» **DATA ENTRIES**:
[Begin]

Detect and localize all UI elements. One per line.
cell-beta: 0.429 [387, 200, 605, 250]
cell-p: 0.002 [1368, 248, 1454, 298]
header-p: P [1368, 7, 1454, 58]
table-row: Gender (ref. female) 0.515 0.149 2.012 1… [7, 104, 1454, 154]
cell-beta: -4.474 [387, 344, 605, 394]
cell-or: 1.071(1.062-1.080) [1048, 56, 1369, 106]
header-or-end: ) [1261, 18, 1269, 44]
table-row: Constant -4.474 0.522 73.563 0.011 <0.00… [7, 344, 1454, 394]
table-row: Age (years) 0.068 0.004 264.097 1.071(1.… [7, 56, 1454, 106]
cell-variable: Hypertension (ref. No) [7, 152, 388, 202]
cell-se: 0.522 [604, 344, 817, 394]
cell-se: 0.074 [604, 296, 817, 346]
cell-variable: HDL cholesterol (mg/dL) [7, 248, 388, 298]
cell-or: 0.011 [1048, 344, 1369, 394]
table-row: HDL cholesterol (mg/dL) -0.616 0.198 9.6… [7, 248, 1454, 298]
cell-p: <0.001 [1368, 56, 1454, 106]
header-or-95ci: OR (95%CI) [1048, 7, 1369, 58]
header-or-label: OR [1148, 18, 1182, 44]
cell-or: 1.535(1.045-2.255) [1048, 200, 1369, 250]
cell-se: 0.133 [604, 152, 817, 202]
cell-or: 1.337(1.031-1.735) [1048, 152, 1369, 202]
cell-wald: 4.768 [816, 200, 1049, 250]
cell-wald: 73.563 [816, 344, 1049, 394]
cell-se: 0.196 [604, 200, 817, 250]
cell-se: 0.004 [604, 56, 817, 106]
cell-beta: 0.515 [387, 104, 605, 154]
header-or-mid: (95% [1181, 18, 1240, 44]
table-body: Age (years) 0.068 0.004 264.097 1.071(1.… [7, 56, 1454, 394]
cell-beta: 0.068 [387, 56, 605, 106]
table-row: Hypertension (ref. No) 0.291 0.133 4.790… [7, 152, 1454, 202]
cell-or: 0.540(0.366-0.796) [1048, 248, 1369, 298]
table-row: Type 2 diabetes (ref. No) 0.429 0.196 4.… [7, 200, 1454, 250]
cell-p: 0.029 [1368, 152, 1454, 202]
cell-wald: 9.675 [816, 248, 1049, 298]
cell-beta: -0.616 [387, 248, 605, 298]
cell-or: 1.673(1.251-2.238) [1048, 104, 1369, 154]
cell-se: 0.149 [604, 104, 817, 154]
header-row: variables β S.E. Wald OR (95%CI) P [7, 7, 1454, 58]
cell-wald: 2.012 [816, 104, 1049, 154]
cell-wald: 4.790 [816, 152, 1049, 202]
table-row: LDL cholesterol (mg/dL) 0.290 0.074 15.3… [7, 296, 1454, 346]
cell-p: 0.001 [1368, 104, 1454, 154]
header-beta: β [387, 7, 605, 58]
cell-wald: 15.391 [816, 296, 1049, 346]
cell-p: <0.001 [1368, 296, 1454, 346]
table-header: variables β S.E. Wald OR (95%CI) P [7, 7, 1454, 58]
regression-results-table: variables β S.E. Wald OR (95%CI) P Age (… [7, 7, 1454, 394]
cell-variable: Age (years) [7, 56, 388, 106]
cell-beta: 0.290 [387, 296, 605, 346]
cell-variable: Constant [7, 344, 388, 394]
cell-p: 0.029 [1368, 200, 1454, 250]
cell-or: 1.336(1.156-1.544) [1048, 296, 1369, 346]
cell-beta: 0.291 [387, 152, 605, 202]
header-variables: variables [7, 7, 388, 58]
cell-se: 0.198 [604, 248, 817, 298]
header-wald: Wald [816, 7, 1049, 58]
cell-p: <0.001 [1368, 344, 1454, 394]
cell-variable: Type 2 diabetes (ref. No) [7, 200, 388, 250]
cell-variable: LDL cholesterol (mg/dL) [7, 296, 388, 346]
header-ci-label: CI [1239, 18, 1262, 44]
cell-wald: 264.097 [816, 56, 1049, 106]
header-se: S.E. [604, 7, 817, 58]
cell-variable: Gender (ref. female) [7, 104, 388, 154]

[End]

» **REQUIREMENT**: Locate every line in the entries above that contains the string "Constant", and copy each one out. Treat uppercase and lowercase as distinct.

» **COMPLETE RESPONSE**:
table-row: Constant -4.474 0.522 73.563 0.011 <0.00… [7, 344, 1454, 394]
cell-variable: Constant [7, 344, 388, 394]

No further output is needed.